**Your goal:** Print all of the entries exactly, minus the pictures.

**Raw data:**
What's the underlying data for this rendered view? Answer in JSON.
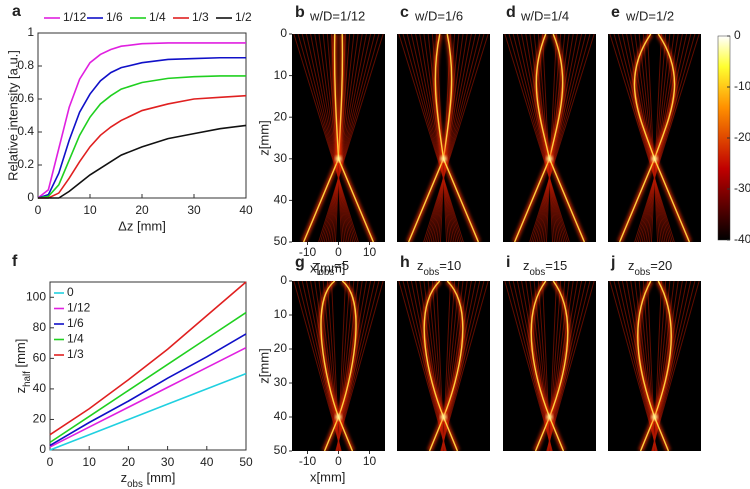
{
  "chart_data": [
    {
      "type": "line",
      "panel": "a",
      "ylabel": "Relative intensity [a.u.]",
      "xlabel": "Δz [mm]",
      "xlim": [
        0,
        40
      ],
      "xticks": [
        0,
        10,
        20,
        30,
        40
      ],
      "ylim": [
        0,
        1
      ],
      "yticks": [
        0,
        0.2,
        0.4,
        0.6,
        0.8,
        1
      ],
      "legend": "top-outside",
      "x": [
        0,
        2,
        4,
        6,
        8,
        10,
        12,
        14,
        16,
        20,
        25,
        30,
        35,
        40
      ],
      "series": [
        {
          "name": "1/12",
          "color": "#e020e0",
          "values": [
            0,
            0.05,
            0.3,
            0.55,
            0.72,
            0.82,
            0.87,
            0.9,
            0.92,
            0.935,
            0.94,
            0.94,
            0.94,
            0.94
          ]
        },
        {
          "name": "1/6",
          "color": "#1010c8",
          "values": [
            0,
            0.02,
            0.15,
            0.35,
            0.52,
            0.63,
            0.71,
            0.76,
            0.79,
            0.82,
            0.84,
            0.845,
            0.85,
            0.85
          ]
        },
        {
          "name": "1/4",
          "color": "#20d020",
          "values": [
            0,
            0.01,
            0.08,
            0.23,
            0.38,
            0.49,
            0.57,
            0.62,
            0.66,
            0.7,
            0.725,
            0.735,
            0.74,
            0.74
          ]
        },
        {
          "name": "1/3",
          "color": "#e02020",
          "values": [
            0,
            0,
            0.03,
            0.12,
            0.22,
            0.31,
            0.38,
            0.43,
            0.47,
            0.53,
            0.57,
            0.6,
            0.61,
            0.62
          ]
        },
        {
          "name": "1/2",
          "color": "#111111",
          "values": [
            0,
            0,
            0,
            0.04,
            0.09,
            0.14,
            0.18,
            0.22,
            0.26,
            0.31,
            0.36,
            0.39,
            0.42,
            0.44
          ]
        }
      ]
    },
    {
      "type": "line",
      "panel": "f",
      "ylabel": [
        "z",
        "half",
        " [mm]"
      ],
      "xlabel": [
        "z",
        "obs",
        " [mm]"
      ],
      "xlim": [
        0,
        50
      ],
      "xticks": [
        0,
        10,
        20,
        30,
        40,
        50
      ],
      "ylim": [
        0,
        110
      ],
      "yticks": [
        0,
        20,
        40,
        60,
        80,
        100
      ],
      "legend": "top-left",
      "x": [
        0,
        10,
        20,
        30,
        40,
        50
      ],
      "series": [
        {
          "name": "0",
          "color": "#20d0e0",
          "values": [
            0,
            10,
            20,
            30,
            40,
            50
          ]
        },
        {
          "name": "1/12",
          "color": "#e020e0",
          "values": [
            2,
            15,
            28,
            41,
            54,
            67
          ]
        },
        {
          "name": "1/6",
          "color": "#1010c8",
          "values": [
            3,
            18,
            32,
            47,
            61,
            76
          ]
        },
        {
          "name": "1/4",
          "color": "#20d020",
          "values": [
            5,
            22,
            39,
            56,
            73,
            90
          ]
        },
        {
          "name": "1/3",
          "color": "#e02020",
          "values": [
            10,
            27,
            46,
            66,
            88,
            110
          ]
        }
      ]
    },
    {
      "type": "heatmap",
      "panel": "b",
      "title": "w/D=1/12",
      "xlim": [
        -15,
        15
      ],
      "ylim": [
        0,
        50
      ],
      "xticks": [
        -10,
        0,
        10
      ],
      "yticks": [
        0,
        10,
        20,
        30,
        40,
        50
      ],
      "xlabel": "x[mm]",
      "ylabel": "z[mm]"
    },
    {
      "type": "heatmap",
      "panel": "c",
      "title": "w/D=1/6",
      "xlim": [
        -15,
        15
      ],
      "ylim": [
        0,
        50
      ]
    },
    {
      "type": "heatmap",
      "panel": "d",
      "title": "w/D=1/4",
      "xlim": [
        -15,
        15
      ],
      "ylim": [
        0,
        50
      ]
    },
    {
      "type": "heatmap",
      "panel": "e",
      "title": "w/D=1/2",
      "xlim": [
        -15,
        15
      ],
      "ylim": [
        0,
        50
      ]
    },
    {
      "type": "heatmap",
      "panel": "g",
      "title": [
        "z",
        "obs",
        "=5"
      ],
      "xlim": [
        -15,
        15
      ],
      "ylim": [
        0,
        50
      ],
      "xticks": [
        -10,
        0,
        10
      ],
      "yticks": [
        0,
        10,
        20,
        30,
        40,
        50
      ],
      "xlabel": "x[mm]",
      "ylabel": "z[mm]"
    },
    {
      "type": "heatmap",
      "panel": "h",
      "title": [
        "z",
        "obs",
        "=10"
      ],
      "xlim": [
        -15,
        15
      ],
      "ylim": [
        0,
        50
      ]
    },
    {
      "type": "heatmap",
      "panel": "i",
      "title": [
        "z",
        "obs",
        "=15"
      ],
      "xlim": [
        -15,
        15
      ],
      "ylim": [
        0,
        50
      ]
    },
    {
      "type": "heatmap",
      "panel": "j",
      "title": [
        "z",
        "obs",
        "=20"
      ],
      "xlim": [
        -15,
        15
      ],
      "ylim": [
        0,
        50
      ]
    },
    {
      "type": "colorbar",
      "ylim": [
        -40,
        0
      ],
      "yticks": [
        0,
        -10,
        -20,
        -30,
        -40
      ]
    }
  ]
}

**Task response:**
What's the underlying data for this rendered view? Answer in JSON.
{
  "chart_data": [
    {
      "type": "line",
      "panel": "a",
      "ylabel": "Relative intensity [a.u.]",
      "xlabel": "Δz [mm]",
      "xlim": [
        0,
        40
      ],
      "xticks": [
        0,
        10,
        20,
        30,
        40
      ],
      "ylim": [
        0,
        1
      ],
      "yticks": [
        0,
        0.2,
        0.4,
        0.6,
        0.8,
        1
      ],
      "legend": "top-outside",
      "x": [
        0,
        2,
        4,
        6,
        8,
        10,
        12,
        14,
        16,
        20,
        25,
        30,
        35,
        40
      ],
      "series": [
        {
          "name": "1/12",
          "color": "#e020e0",
          "values": [
            0,
            0.05,
            0.3,
            0.55,
            0.72,
            0.82,
            0.87,
            0.9,
            0.92,
            0.935,
            0.94,
            0.94,
            0.94,
            0.94
          ]
        },
        {
          "name": "1/6",
          "color": "#1010c8",
          "values": [
            0,
            0.02,
            0.15,
            0.35,
            0.52,
            0.63,
            0.71,
            0.76,
            0.79,
            0.82,
            0.84,
            0.845,
            0.85,
            0.85
          ]
        },
        {
          "name": "1/4",
          "color": "#20d020",
          "values": [
            0,
            0.01,
            0.08,
            0.23,
            0.38,
            0.49,
            0.57,
            0.62,
            0.66,
            0.7,
            0.725,
            0.735,
            0.74,
            0.74
          ]
        },
        {
          "name": "1/3",
          "color": "#e02020",
          "values": [
            0,
            0,
            0.03,
            0.12,
            0.22,
            0.31,
            0.38,
            0.43,
            0.47,
            0.53,
            0.57,
            0.6,
            0.61,
            0.62
          ]
        },
        {
          "name": "1/2",
          "color": "#111111",
          "values": [
            0,
            0,
            0,
            0.04,
            0.09,
            0.14,
            0.18,
            0.22,
            0.26,
            0.31,
            0.36,
            0.39,
            0.42,
            0.44
          ]
        }
      ]
    },
    {
      "type": "line",
      "panel": "f",
      "ylabel": [
        "z",
        "half",
        " [mm]"
      ],
      "xlabel": [
        "z",
        "obs",
        " [mm]"
      ],
      "xlim": [
        0,
        50
      ],
      "xticks": [
        0,
        10,
        20,
        30,
        40,
        50
      ],
      "ylim": [
        0,
        110
      ],
      "yticks": [
        0,
        20,
        40,
        60,
        80,
        100
      ],
      "legend": "top-left",
      "x": [
        0,
        10,
        20,
        30,
        40,
        50
      ],
      "series": [
        {
          "name": "0",
          "color": "#20d0e0",
          "values": [
            0,
            10,
            20,
            30,
            40,
            50
          ]
        },
        {
          "name": "1/12",
          "color": "#e020e0",
          "values": [
            2,
            15,
            28,
            41,
            54,
            67
          ]
        },
        {
          "name": "1/6",
          "color": "#1010c8",
          "values": [
            3,
            18,
            32,
            47,
            61,
            76
          ]
        },
        {
          "name": "1/4",
          "color": "#20d020",
          "values": [
            5,
            22,
            39,
            56,
            73,
            90
          ]
        },
        {
          "name": "1/3",
          "color": "#e02020",
          "values": [
            10,
            27,
            46,
            66,
            88,
            110
          ]
        }
      ]
    },
    {
      "type": "heatmap",
      "panel": "b",
      "title": "w/D=1/12",
      "xlim": [
        -15,
        15
      ],
      "ylim": [
        0,
        50
      ],
      "xticks": [
        -10,
        0,
        10
      ],
      "yticks": [
        0,
        10,
        20,
        30,
        40,
        50
      ],
      "xlabel": "x[mm]",
      "ylabel": "z[mm]"
    },
    {
      "type": "heatmap",
      "panel": "c",
      "title": "w/D=1/6",
      "xlim": [
        -15,
        15
      ],
      "ylim": [
        0,
        50
      ]
    },
    {
      "type": "heatmap",
      "panel": "d",
      "title": "w/D=1/4",
      "xlim": [
        -15,
        15
      ],
      "ylim": [
        0,
        50
      ]
    },
    {
      "type": "heatmap",
      "panel": "e",
      "title": "w/D=1/2",
      "xlim": [
        -15,
        15
      ],
      "ylim": [
        0,
        50
      ]
    },
    {
      "type": "heatmap",
      "panel": "g",
      "title": [
        "z",
        "obs",
        "=5"
      ],
      "xlim": [
        -15,
        15
      ],
      "ylim": [
        0,
        50
      ],
      "xticks": [
        -10,
        0,
        10
      ],
      "yticks": [
        0,
        10,
        20,
        30,
        40,
        50
      ],
      "xlabel": "x[mm]",
      "ylabel": "z[mm]"
    },
    {
      "type": "heatmap",
      "panel": "h",
      "title": [
        "z",
        "obs",
        "=10"
      ],
      "xlim": [
        -15,
        15
      ],
      "ylim": [
        0,
        50
      ]
    },
    {
      "type": "heatmap",
      "panel": "i",
      "title": [
        "z",
        "obs",
        "=15"
      ],
      "xlim": [
        -15,
        15
      ],
      "ylim": [
        0,
        50
      ]
    },
    {
      "type": "heatmap",
      "panel": "j",
      "title": [
        "z",
        "obs",
        "=20"
      ],
      "xlim": [
        -15,
        15
      ],
      "ylim": [
        0,
        50
      ]
    },
    {
      "type": "colorbar",
      "ylim": [
        -40,
        0
      ],
      "yticks": [
        0,
        -10,
        -20,
        -30,
        -40
      ]
    }
  ]
}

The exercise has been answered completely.